● **Exercise description**
Copy the lines holding the word "ฐธรรมน", all of them.

============

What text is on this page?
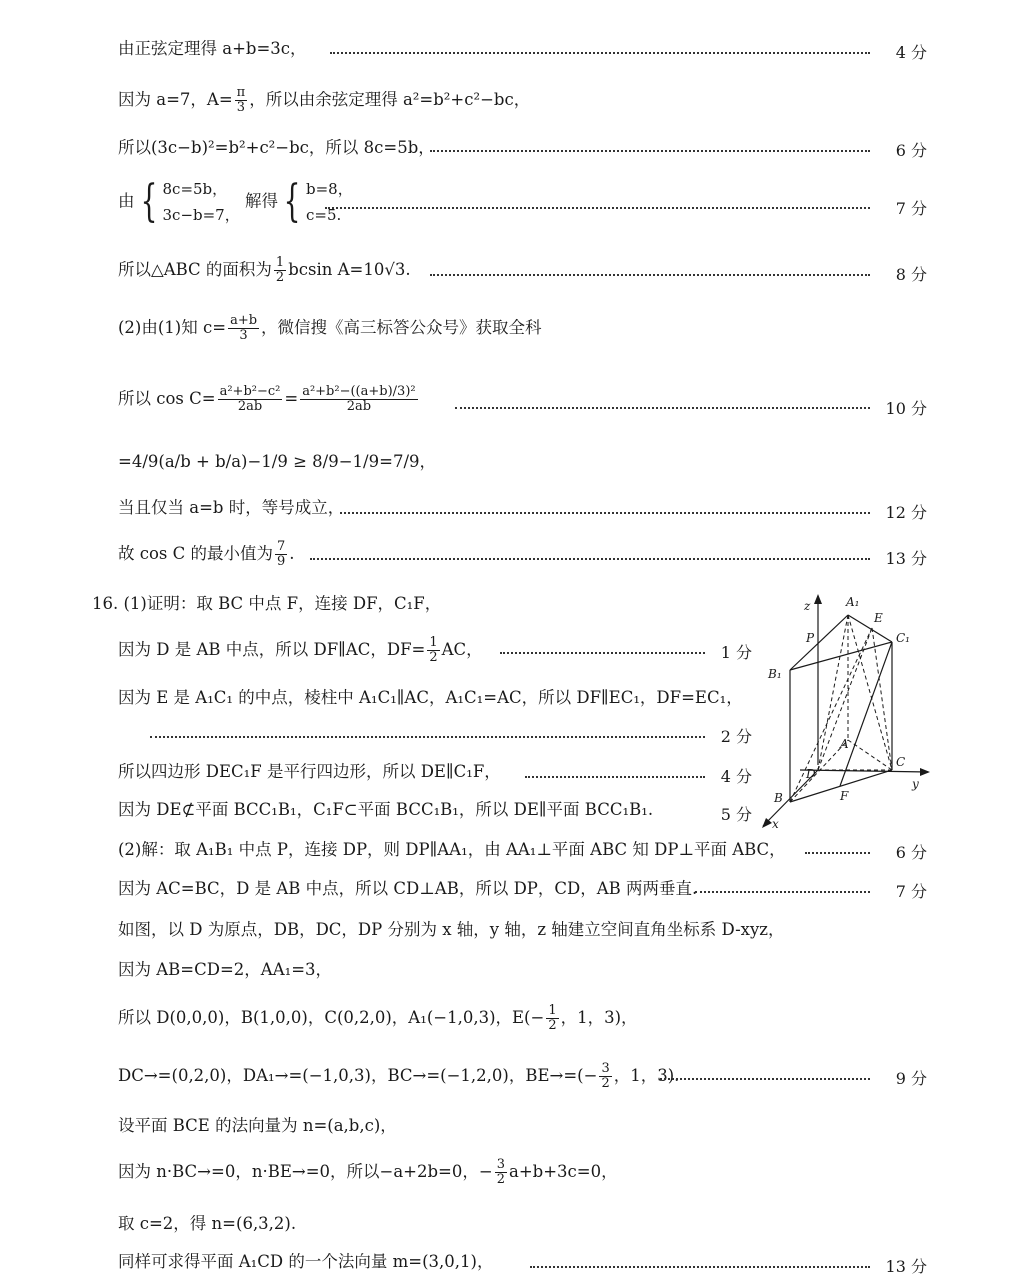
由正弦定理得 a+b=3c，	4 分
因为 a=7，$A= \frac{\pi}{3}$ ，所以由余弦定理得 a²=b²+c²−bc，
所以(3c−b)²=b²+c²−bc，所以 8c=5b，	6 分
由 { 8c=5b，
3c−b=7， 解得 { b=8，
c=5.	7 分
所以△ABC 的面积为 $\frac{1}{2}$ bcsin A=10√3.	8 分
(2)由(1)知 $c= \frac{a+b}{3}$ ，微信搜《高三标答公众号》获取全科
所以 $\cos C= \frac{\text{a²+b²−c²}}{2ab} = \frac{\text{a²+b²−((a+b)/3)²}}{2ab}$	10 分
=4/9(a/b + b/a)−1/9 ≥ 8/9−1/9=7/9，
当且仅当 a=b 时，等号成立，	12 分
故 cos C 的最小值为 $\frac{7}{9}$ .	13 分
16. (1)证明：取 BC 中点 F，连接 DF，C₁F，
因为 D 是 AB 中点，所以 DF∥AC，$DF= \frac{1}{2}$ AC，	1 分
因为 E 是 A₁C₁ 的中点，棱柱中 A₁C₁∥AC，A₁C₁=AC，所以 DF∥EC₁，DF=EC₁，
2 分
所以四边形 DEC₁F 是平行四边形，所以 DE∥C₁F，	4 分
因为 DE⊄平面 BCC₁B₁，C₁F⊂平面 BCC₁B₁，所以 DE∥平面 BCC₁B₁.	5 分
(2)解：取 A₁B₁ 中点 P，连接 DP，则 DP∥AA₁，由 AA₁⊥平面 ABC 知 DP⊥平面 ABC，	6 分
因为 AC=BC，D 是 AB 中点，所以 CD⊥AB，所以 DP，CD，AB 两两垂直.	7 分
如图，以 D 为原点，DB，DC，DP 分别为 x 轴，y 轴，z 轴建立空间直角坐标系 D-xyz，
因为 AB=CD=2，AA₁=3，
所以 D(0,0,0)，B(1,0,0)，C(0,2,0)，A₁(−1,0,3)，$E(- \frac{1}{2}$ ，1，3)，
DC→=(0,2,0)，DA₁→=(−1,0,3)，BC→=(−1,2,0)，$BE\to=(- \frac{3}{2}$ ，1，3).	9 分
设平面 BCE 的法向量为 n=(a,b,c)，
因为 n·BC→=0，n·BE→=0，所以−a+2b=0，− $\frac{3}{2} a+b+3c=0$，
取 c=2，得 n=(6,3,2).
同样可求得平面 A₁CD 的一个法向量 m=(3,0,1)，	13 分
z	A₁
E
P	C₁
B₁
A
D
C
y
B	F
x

============

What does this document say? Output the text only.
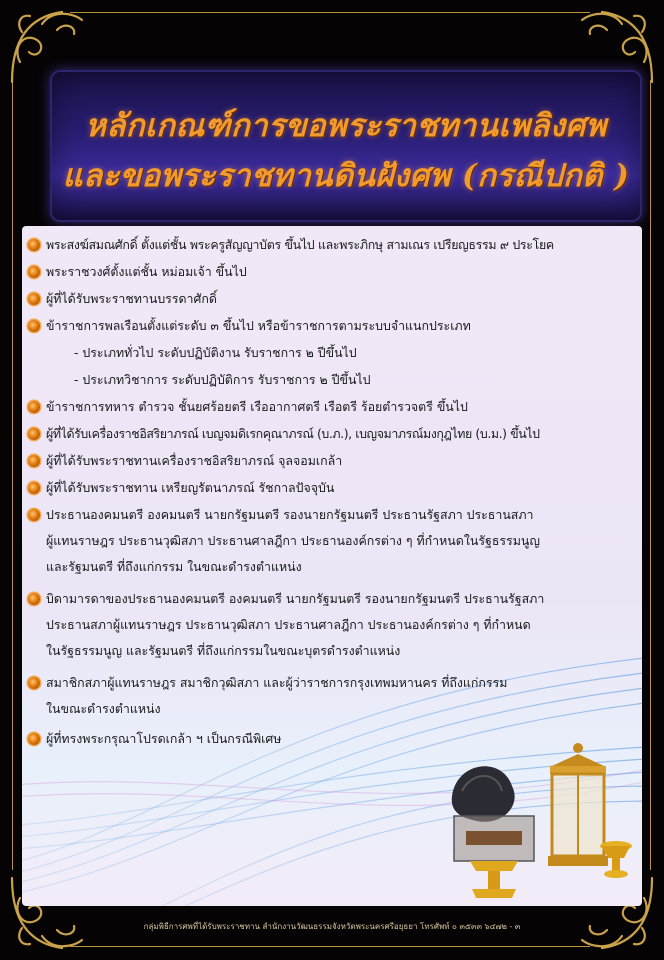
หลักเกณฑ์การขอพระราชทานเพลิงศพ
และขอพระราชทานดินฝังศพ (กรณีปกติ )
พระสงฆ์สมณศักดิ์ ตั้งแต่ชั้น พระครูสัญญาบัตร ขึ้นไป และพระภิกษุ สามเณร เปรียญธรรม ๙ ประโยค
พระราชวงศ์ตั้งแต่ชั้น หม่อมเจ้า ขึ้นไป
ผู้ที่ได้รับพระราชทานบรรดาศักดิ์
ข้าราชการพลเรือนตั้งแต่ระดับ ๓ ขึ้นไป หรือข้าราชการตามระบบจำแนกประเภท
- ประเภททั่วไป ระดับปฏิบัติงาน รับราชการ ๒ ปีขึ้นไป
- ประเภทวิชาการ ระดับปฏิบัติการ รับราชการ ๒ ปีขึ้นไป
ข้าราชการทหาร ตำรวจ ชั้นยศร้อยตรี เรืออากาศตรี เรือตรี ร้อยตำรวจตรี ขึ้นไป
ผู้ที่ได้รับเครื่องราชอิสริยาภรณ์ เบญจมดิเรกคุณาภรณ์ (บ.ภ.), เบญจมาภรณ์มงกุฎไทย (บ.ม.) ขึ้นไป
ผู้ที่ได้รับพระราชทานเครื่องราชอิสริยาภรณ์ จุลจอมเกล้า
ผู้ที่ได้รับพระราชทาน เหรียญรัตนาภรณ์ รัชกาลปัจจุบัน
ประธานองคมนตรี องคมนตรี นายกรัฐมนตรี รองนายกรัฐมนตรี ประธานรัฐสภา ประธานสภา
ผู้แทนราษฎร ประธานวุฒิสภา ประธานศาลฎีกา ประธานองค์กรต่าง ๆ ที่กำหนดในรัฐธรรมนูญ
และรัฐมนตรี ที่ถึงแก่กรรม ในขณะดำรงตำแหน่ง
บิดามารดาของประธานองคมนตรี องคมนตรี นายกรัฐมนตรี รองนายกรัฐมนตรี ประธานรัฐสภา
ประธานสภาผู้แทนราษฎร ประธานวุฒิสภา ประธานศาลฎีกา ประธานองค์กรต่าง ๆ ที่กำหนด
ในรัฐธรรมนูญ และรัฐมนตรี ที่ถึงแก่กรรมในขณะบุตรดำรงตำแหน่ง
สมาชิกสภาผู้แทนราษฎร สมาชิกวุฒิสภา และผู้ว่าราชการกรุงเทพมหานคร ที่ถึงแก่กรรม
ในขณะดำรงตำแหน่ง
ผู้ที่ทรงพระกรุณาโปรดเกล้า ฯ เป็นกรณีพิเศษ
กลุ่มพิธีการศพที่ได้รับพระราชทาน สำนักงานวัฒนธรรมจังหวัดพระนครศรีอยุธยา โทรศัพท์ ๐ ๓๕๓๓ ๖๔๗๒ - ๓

============

● **Right answer**
ผู้แทนราษฎร ประธานวุฒิสภา ประธานศาลฎีกา ประธานองค์กรต่าง ๆ ที่กำหนดในรัฐธรรมนูญ
ในรัฐธรรมนูญ และรัฐมนตรี ที่ถึงแก่กรรมในขณะบุตรดำรงตำแหน่ง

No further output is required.